**Records provided:**

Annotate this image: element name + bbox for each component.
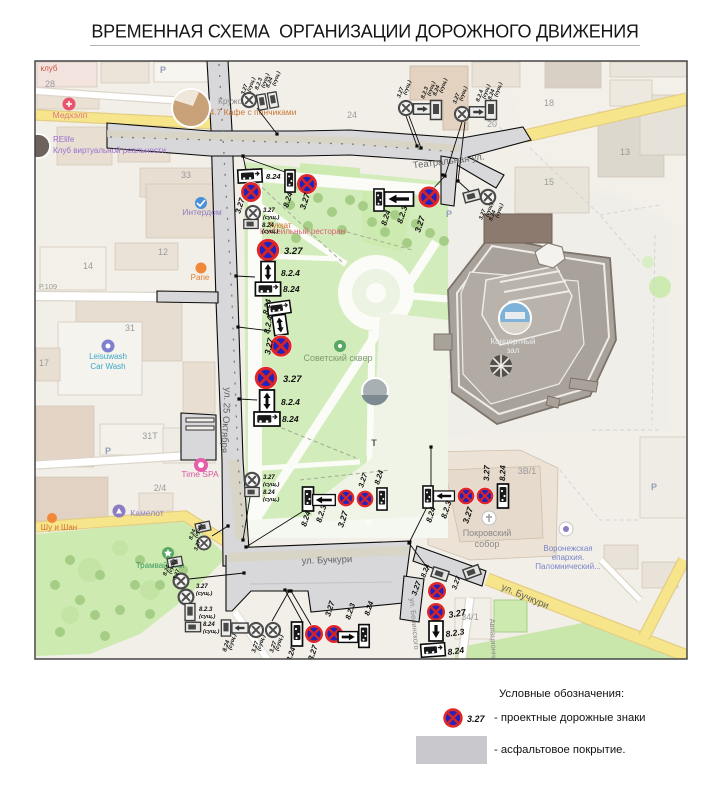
svg-text:Медхэлп: Медхэлп [53,110,88,120]
svg-text:31Т: 31Т [142,431,158,441]
svg-text:Car Wash: Car Wash [90,362,125,371]
svg-text:клуб: клуб [41,64,58,73]
svg-text:Шу и Шан: Шу и Шан [41,523,77,532]
svg-text:24: 24 [347,110,357,120]
svg-text:8.24: 8.24 [263,490,275,496]
svg-text:Концертный: Концертный [490,337,535,346]
svg-text:- проектные дорожные знаки: - проектные дорожные знаки [494,712,646,724]
svg-text:3В/1: 3В/1 [518,466,537,476]
svg-text:8.24: 8.24 [266,172,281,181]
svg-text:(сущ.): (сущ.) [203,629,220,635]
svg-text:Р: Р [651,482,657,492]
svg-text:RElife: RElife [53,135,75,144]
svg-text:31: 31 [125,323,135,333]
svg-text:4.7 Кафе с пончиками: 4.7 Кафе с пончиками [210,107,297,117]
svg-text:собор: собор [475,539,500,549]
svg-text:3.27: 3.27 [283,374,302,385]
svg-text:3.27: 3.27 [196,584,208,590]
svg-text:Интердом: Интердом [182,207,222,217]
svg-text:- асфальтовое покрытие.: - асфальтовое покрытие. [494,744,626,756]
svg-text:(сущ.): (сущ.) [262,229,279,235]
svg-text:Советский сквер: Советский сквер [303,353,372,363]
svg-text:2/4: 2/4 [154,483,167,493]
svg-text:Камелот: Камелот [130,508,164,518]
svg-text:12: 12 [158,247,168,257]
svg-text:ул. Бучкури: ул. Бучкури [301,554,352,567]
svg-text:3.27: 3.27 [482,465,492,481]
svg-text:Воронежская: Воронежская [543,544,592,553]
svg-text:Р: Р [105,446,111,456]
svg-text:Time SPA: Time SPA [181,469,219,479]
svg-text:епархия.: епархия. [552,553,585,562]
svg-text:8.24: 8.24 [498,465,508,481]
svg-text:Р.109: Р.109 [39,282,57,291]
svg-text:(сущ.): (сущ.) [196,591,213,597]
svg-text:15: 15 [544,177,554,187]
svg-text:8.2.3: 8.2.3 [199,607,213,613]
svg-text:Покровский: Покровский [463,528,512,538]
svg-text:Паломнический...: Паломнический... [535,562,601,571]
svg-text:8.24: 8.24 [282,414,299,424]
svg-text:8.24: 8.24 [283,284,300,294]
svg-text:Leisuwash: Leisuwash [89,352,127,361]
svg-text:3.27: 3.27 [263,208,275,214]
svg-text:зал: зал [507,346,520,355]
svg-text:8.2.4: 8.2.4 [281,268,300,278]
svg-text:14: 14 [83,261,93,271]
svg-text:Т: Т [371,438,377,448]
svg-text:20: 20 [487,119,497,129]
svg-text:(сущ.): (сущ.) [263,482,280,488]
svg-text:Р: Р [446,209,452,219]
svg-text:(сущ.): (сущ.) [263,215,280,221]
svg-text:28: 28 [45,79,55,89]
svg-text:18: 18 [544,98,554,108]
svg-text:8.2.4: 8.2.4 [281,397,300,407]
svg-text:Pane: Pane [191,273,210,282]
svg-text:3.27: 3.27 [284,246,303,257]
svg-text:17: 17 [39,358,49,368]
svg-text:33: 33 [181,170,191,180]
svg-text:(сущ.): (сущ.) [199,614,216,620]
svg-text:Условные обозначения:: Условные обозначения: [499,688,624,700]
svg-text:Клуб виртуальной реальности: Клуб виртуальной реальности [53,146,166,155]
svg-text:13: 13 [620,147,630,157]
svg-text:8.24: 8.24 [203,622,215,628]
svg-text:(сущ.): (сущ.) [263,497,280,503]
svg-text:3.27: 3.27 [263,475,275,481]
svg-text:ВРЕМЕННАЯ СХЕМА ОРГАНИЗАЦИИ Д: ВРЕМЕННАЯ СХЕМА ОРГАНИЗАЦИИ ДОРОЖНОГО ДВ… [91,22,638,42]
svg-text:Р: Р [160,65,166,75]
svg-text:3.27: 3.27 [467,714,486,724]
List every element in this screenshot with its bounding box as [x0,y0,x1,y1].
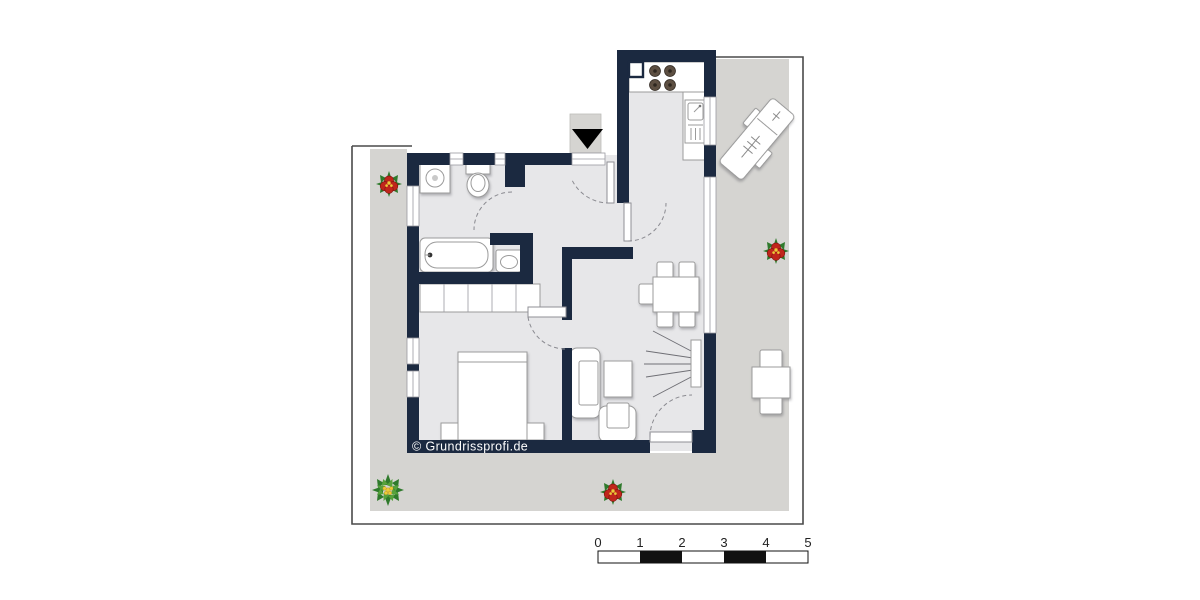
window-icon [407,186,419,226]
floorplan-drawing: © Grundrissprofi.de 0 1 2 3 4 5 [0,0,1200,600]
scale-label: 2 [678,535,685,550]
window-icon [572,153,605,165]
sofa-icon [570,348,600,418]
coffee-table-icon [604,361,632,397]
terrace-chair-icon [760,350,782,368]
nightstand-icon [527,423,544,440]
wardrobe-icon [420,284,540,312]
washbasin-icon [496,250,522,272]
toilet-icon [466,163,490,197]
terrace-table-icon [752,367,790,398]
kitchen-duct-icon [629,62,643,77]
dining-chair-icon [657,311,673,327]
dining-chair-icon [679,311,695,327]
dining-chair-icon [657,262,673,278]
scale-label: 4 [762,535,769,550]
window-icon [407,338,419,364]
kitchen-sink-icon [685,100,706,143]
bathtub-icon [420,238,493,272]
terrace-chair-icon [760,397,782,414]
copyright-text: © Grundrissprofi.de [412,440,528,454]
scale-bar: 0 1 2 3 4 5 [594,535,811,563]
floorplan-page: © Grundrissprofi.de 0 1 2 3 4 5 [0,0,1200,600]
entrance-door-leaf [607,162,614,203]
window-icon [704,97,716,145]
window-icon [450,153,463,165]
scale-label: 5 [804,535,811,550]
window-icon [704,177,716,333]
bedroom-door-leaf [528,307,566,317]
window-icon [407,371,419,397]
kitchen-door-leaf [624,203,631,241]
washing-machine-icon [420,163,450,193]
scale-label: 1 [636,535,643,550]
terrace-door-leaf [650,432,692,442]
window-icon [495,153,505,165]
nightstand-icon [441,423,458,440]
dining-chair-icon [679,262,695,278]
armchair-icon [599,403,636,442]
scale-label: 0 [594,535,601,550]
dining-table-icon [653,277,699,312]
scale-label: 3 [720,535,727,550]
dining-chair-icon [639,284,654,304]
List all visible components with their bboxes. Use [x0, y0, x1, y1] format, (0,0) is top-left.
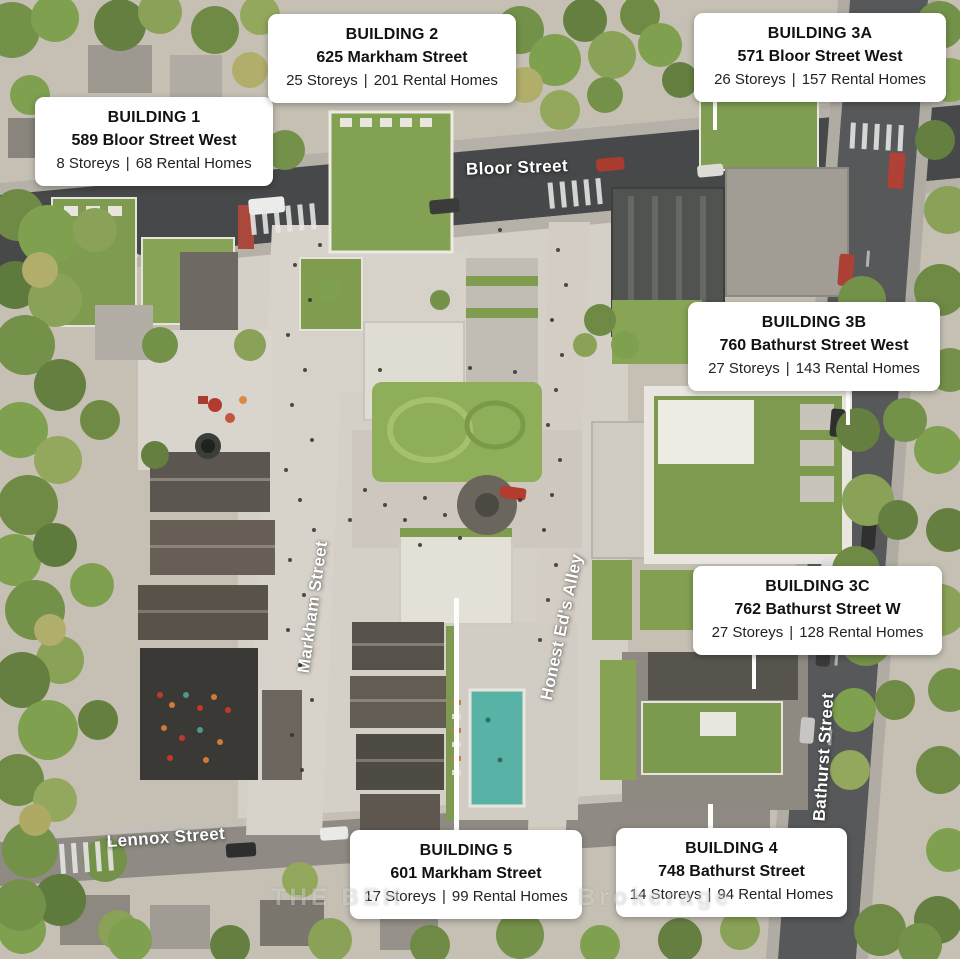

**Work to complete:**
Rewrite all of the lines above, replacing "window-icon" with "window-symbol" and leaving everything else as it is, and omit the pictures.

**Task output:**
Annotate this image: element name + bbox for each component.
svg-text:Медхэлп: Медхэлп [53,110,88,120]
svg-text:31Т: 31Т [142,431,158,441]
svg-text:Car Wash: Car Wash [90,362,125,371]
svg-text:клуб: клуб [41,64,58,73]
svg-text:Шу и Шан: Шу и Шан [41,523,77,532]
svg-text:24: 24 [347,110,357,120]
svg-text:8.24: 8.24 [263,490,275,496]
svg-text:Концертный: Концертный [490,337,535,346]
svg-text:- проектные дорожные знаки: - проектные дорожные знаки [494,712,646,724]
svg-text:3В/1: 3В/1 [518,466,537,476]
svg-text:8.24: 8.24 [266,172,281,181]
svg-text:(сущ.): (сущ.) [203,629,220,635]
svg-text:Р: Р [651,482,657,492]
svg-text:RElife: RElife [53,135,75,144]
svg-text:31: 31 [125,323,135,333]
svg-text:4.7 Кафе с пончиками: 4.7 Кафе с пончиками [210,107,297,117]
svg-text:собор: собор [475,539,500,549]
svg-text:3.27: 3.27 [283,374,302,385]
svg-text:3.27: 3.27 [196,584,208,590]
svg-text:Интердом: Интердом [182,207,222,217]
svg-text:- асфальтовое покрытие.: - асфальтовое покрытие. [494,744,626,756]
svg-text:(сущ.): (сущ.) [262,229,279,235]
svg-text:Советский сквер: Советский сквер [303,353,372,363]
svg-text:2/4: 2/4 [154,483,167,493]
svg-text:Камелот: Камелот [130,508,164,518]
svg-text:12: 12 [158,247,168,257]
svg-text:ул. Бучкури: ул. Бучкури [301,554,352,567]
svg-text:3.27: 3.27 [482,465,492,481]
svg-text:Воронежская: Воронежская [543,544,592,553]
svg-text:Р: Р [105,446,111,456]
svg-text:Time SPA: Time SPA [181,469,219,479]
svg-text:епархия.: епархия. [552,553,585,562]
svg-text:8.24: 8.24 [498,465,508,481]
svg-text:Р.109: Р.109 [39,282,57,291]
svg-text:(сущ.): (сущ.) [196,591,213,597]
svg-text:15: 15 [544,177,554,187]
svg-text:8.2.3: 8.2.3 [199,607,213,613]
svg-text:Покровский: Покровский [463,528,512,538]
svg-text:Паломнический...: Паломнический... [535,562,601,571]
svg-text:8.24: 8.24 [282,414,299,424]
svg-text:8.24: 8.24 [283,284,300,294]
svg-text:Leisuwash: Leisuwash [89,352,127,361]
svg-text:3.27: 3.27 [263,208,275,214]
svg-text:зал: зал [507,346,520,355]
svg-text:8.2.4: 8.2.4 [281,268,300,278]
svg-text:14: 14 [83,261,93,271]
svg-text:Т: Т [371,438,377,448]
svg-text:20: 20 [487,119,497,129]
svg-text:(сущ.): (сущ.) [263,482,280,488]
svg-text:Р: Р [446,209,452,219]
svg-text:(сущ.): (сущ.) [263,215,280,221]
svg-text:28: 28 [45,79,55,89]
svg-text:18: 18 [544,98,554,108]
svg-text:8.2.4: 8.2.4 [281,397,300,407]
svg-text:Pane: Pane [191,273,210,282]
svg-text:3.27: 3.27 [284,246,303,257]
svg-text:17: 17 [39,358,49,368]
svg-text:33: 33 [181,170,191,180]
svg-text:(сущ.): (сущ.) [199,614,216,620]
svg-text:Условные обозначения:: Условные обозначения: [499,688,624,700]
svg-text:Клуб виртуальной реальности: Клуб виртуальной реальности [53,146,166,155]
svg-text:13: 13 [620,147,630,157]
svg-text:8.24: 8.24 [203,622,215,628]
svg-text:(сущ.): (сущ.) [263,497,280,503]
svg-text:3.27: 3.27 [263,475,275,481]
svg-text:ВРЕМЕННАЯ СХЕМА ОРГАНИЗАЦИИ Д: ВРЕМЕННАЯ СХЕМА ОРГАНИЗАЦИИ ДОРОЖНОГО ДВ… [91,22,638,42]
svg-text:Р: Р [160,65,166,75]
svg-text:3.27: 3.27 [467,714,486,724]
List every element in this screenshot with its bounding box as [x0,y0,x1,y1].
window-symbol [407,186,419,226]
floorplan-drawing: © Grundrissprofi.de 0 1 2 3 4 5 [0,0,1200,600]
scale-label: 2 [678,535,685,550]
window-symbol [572,153,605,165]
sofa-icon [570,348,600,418]
coffee-table-icon [604,361,632,397]
terrace-chair-icon [760,350,782,368]
nightstand-icon [527,423,544,440]
wardrobe-icon [420,284,540,312]
washbasin-icon [496,250,522,272]
toilet-icon [466,163,490,197]
terrace-table-icon [752,367,790,398]
kitchen-duct-icon [629,62,643,77]
dining-chair-icon [657,311,673,327]
dining-chair-icon [679,311,695,327]
dining-chair-icon [657,262,673,278]
scale-label: 4 [762,535,769,550]
window-symbol [407,338,419,364]
kitchen-sink-icon [685,100,706,143]
bathtub-icon [420,238,493,272]
terrace-chair-icon [760,397,782,414]
copyright-text: © Grundrissprofi.de [412,440,528,454]
scale-bar: 0 1 2 3 4 5 [594,535,811,563]
floorplan-page: © Grundrissprofi.de 0 1 2 3 4 5 [0,0,1200,600]
entrance-door-leaf [607,162,614,203]
window-symbol [704,97,716,145]
window-symbol [450,153,463,165]
scale-label: 5 [804,535,811,550]
window-symbol [704,177,716,333]
bedroom-door-leaf [528,307,566,317]
window-symbol [407,371,419,397]
kitchen-door-leaf [624,203,631,241]
washing-machine-icon [420,163,450,193]
scale-label: 1 [636,535,643,550]
terrace-door-leaf [650,432,692,442]
window-symbol [495,153,505,165]
nightstand-icon [441,423,458,440]
dining-chair-icon [679,262,695,278]
armchair-icon [599,403,636,442]
scale-label: 0 [594,535,601,550]
dining-table-icon [653,277,699,312]
scale-label: 3 [720,535,727,550]
dining-chair-icon [639,284,654,304]
List all visible components with their bboxes. Use [x0, y0, x1, y1] format, (0,0) is top-left.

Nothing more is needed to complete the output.